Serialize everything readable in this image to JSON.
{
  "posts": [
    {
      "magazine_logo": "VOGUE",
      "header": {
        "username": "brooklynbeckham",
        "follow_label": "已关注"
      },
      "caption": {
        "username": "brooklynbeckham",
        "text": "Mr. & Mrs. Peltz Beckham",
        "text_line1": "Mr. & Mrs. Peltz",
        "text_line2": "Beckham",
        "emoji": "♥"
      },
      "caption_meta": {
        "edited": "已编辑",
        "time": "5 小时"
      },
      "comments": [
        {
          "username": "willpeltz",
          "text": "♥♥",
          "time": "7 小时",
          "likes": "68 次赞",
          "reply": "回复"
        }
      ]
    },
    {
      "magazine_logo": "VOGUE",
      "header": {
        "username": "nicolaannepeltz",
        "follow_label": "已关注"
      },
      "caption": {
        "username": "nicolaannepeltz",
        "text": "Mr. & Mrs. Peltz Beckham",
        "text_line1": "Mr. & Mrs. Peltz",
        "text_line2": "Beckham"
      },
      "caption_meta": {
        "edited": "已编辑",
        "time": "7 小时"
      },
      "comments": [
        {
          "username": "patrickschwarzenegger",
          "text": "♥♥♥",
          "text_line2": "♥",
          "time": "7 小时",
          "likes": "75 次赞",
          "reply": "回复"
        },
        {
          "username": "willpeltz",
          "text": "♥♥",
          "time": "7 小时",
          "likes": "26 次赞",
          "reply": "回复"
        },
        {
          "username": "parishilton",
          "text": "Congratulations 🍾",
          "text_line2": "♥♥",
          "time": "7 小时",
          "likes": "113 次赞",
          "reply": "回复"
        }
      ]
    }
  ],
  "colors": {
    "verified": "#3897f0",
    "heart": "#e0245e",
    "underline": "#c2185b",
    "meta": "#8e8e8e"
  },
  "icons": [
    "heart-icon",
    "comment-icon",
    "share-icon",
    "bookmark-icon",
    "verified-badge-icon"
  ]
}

________

- Your goal
Repeat every record, exactly as written.

- Task output
Serialize everything readable in this image to JSON.
{
  "posts": [
    {
      "magazine_logo": "VOGUE",
      "header": {
        "username": "brooklynbeckham",
        "follow_label": "已关注"
      },
      "caption": {
        "username": "brooklynbeckham",
        "text": "Mr. & Mrs. Peltz Beckham",
        "text_line1": "Mr. & Mrs. Peltz",
        "text_line2": "Beckham",
        "emoji": "♥"
      },
      "caption_meta": {
        "edited": "已编辑",
        "time": "5 小时"
      },
      "comments": [
        {
          "username": "willpeltz",
          "text": "♥♥",
          "time": "7 小时",
          "likes": "68 次赞",
          "reply": "回复"
        }
      ]
    },
    {
      "magazine_logo": "VOGUE",
      "header": {
        "username": "nicolaannepeltz",
        "follow_label": "已关注"
      },
      "caption": {
        "username": "nicolaannepeltz",
        "text": "Mr. & Mrs. Peltz Beckham",
        "text_line1": "Mr. & Mrs. Peltz",
        "text_line2": "Beckham"
      },
      "caption_meta": {
        "edited": "已编辑",
        "time": "7 小时"
      },
      "comments": [
        {
          "username": "patrickschwarzenegger",
          "text": "♥♥♥",
          "text_line2": "♥",
          "time": "7 小时",
          "likes": "75 次赞",
          "reply": "回复"
        },
        {
          "username": "willpeltz",
          "text": "♥♥",
          "time": "7 小时",
          "likes": "26 次赞",
          "reply": "回复"
        },
        {
          "username": "parishilton",
          "text": "Congratulations 🍾",
          "text_line2": "♥♥",
          "time": "7 小时",
          "likes": "113 次赞",
          "reply": "回复"
        }
      ]
    }
  ],
  "colors": {
    "verified": "#3897f0",
    "heart": "#e0245e",
    "underline": "#c2185b",
    "meta": "#8e8e8e"
  },
  "icons": [
    "heart-icon",
    "comment-icon",
    "share-icon",
    "bookmark-icon",
    "verified-badge-icon"
  ]
}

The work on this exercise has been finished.